▶ _Set task_
Below are some records. How many of their lines contain the string "início"? Give the number only.
━━━ Data for this exercise
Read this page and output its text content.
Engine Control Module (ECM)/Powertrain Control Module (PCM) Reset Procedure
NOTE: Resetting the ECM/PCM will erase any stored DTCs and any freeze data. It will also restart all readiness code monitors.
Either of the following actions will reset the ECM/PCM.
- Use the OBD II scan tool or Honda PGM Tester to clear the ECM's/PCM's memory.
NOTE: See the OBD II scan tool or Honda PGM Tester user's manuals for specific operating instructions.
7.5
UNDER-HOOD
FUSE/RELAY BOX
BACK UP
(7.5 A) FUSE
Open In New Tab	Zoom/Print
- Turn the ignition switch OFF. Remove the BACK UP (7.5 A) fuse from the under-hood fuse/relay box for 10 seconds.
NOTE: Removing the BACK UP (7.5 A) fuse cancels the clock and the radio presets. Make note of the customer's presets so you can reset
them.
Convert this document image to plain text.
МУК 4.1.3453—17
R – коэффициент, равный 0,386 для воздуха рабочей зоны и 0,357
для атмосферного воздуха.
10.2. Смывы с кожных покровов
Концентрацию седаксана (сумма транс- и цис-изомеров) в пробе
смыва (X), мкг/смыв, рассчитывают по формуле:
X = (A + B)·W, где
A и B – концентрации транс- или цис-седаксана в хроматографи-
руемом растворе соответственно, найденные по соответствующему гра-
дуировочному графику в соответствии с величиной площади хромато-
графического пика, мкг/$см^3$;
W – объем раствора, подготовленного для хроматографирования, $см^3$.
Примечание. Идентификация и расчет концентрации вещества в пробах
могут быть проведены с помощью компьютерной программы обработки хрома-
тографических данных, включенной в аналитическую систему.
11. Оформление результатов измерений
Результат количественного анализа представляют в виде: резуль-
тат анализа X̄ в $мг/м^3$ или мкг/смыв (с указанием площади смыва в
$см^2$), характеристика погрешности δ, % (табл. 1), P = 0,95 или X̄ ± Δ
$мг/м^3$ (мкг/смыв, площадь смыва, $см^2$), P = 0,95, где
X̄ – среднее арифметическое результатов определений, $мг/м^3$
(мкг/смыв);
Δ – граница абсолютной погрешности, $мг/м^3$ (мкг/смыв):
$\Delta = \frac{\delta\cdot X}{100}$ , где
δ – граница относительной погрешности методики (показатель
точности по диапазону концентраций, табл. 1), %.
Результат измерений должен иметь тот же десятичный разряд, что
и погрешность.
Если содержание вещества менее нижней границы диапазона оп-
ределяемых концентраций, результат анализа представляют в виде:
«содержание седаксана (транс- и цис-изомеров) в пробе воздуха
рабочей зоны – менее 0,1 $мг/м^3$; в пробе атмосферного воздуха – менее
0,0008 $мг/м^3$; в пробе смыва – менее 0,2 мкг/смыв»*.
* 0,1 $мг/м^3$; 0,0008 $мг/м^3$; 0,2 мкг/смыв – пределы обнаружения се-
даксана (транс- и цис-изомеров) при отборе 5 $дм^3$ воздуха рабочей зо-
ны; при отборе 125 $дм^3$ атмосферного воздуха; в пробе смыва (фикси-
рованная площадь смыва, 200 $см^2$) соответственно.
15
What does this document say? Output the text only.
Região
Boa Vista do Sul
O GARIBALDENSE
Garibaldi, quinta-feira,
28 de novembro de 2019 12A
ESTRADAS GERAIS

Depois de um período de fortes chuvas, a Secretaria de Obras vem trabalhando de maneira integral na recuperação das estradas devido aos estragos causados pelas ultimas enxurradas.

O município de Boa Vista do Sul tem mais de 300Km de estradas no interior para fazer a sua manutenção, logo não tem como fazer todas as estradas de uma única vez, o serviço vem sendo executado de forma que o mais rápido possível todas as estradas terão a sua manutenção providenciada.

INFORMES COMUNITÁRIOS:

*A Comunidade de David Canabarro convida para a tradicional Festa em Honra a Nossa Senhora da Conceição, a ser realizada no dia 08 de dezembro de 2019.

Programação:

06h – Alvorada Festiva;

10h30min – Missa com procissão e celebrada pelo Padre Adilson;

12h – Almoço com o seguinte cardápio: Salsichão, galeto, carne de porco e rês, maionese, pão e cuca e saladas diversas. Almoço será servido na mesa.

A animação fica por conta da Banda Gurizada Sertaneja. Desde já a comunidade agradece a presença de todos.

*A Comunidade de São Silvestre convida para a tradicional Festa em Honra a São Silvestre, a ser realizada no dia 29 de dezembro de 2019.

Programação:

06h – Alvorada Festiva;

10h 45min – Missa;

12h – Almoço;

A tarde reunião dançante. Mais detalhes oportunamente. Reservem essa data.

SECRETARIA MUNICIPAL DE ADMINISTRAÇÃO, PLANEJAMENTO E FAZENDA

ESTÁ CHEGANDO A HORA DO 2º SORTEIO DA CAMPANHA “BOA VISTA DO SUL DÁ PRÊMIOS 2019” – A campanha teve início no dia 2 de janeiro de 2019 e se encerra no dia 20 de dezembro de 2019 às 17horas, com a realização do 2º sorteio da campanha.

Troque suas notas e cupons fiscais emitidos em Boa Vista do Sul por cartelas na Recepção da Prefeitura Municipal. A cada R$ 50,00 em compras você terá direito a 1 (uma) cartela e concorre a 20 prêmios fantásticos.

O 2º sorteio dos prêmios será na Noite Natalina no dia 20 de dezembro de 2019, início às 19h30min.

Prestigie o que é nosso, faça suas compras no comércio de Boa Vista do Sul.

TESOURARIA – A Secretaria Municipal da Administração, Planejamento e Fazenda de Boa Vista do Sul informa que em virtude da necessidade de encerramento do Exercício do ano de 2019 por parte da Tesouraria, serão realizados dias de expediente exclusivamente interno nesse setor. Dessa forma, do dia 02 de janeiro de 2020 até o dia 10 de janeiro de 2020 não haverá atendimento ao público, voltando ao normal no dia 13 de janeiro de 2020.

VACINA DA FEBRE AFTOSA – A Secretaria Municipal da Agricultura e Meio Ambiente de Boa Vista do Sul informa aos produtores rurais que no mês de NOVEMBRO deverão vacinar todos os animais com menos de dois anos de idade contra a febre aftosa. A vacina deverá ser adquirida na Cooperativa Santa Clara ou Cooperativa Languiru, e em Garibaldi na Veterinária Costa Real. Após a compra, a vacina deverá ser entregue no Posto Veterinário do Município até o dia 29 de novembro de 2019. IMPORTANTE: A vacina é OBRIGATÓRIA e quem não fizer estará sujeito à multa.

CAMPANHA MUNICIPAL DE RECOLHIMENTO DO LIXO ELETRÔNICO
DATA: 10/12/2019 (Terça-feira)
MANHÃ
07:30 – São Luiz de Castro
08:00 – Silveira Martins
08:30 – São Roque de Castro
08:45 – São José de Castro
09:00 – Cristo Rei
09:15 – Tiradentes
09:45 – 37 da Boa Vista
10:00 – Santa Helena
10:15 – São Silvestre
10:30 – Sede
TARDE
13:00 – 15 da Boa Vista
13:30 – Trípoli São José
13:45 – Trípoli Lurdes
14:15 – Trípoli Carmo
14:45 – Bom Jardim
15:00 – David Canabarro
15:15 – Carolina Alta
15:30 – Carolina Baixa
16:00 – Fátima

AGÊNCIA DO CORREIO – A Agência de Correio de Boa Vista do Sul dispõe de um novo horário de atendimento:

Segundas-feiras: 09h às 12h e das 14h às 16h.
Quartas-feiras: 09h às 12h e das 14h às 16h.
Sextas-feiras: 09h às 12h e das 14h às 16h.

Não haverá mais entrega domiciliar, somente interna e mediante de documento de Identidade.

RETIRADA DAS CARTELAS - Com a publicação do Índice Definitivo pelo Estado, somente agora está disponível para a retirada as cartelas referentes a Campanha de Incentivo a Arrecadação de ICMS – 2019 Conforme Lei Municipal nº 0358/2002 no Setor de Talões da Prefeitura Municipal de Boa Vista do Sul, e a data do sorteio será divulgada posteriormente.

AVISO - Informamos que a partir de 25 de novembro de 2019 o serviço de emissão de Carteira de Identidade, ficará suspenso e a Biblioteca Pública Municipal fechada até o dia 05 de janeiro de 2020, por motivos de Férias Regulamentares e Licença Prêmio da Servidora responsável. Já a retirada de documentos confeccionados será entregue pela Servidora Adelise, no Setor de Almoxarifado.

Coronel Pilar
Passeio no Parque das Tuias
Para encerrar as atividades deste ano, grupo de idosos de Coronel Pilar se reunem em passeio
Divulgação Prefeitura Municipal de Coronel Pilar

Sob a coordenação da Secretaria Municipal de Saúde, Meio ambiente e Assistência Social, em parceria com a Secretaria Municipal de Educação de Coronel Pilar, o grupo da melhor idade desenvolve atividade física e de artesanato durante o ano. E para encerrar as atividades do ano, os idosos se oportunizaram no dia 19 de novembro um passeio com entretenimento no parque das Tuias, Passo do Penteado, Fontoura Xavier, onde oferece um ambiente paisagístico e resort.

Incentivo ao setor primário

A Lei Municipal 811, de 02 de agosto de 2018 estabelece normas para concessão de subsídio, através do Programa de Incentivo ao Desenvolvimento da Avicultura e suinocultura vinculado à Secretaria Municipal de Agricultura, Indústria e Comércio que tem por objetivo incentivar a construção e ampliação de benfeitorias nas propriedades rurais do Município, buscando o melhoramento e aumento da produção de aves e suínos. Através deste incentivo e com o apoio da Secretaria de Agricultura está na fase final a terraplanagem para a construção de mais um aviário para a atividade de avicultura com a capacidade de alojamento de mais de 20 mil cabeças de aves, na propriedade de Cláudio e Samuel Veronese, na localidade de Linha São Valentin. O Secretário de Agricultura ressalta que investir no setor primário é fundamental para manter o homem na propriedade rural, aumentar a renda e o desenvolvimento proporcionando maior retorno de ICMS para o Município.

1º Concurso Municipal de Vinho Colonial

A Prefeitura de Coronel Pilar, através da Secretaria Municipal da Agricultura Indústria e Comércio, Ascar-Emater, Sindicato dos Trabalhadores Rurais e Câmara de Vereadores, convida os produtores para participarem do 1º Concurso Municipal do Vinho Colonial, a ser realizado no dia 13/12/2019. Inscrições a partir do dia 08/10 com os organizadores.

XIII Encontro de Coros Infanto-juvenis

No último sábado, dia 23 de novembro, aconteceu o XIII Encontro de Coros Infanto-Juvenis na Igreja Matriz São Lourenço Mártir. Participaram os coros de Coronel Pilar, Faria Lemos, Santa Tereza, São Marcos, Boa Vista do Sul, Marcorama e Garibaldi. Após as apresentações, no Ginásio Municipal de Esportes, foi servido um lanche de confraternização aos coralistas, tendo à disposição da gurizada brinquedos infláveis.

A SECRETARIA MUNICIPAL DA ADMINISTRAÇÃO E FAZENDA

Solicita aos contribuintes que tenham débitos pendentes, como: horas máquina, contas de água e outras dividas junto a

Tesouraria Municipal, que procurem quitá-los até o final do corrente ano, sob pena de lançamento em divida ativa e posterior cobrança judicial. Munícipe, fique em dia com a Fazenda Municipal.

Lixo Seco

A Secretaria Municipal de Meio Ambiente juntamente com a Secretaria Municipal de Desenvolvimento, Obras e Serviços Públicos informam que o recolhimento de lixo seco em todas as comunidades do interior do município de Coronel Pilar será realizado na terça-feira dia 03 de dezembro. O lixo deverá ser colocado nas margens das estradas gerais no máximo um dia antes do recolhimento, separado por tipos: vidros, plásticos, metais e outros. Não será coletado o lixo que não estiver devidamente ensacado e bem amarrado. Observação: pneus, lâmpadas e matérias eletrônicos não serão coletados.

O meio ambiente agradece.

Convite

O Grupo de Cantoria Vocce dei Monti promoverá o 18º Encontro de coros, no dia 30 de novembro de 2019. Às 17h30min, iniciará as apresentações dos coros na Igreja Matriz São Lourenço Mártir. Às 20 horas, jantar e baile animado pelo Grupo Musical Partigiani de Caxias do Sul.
━━━━━━
▶ _Solution_
2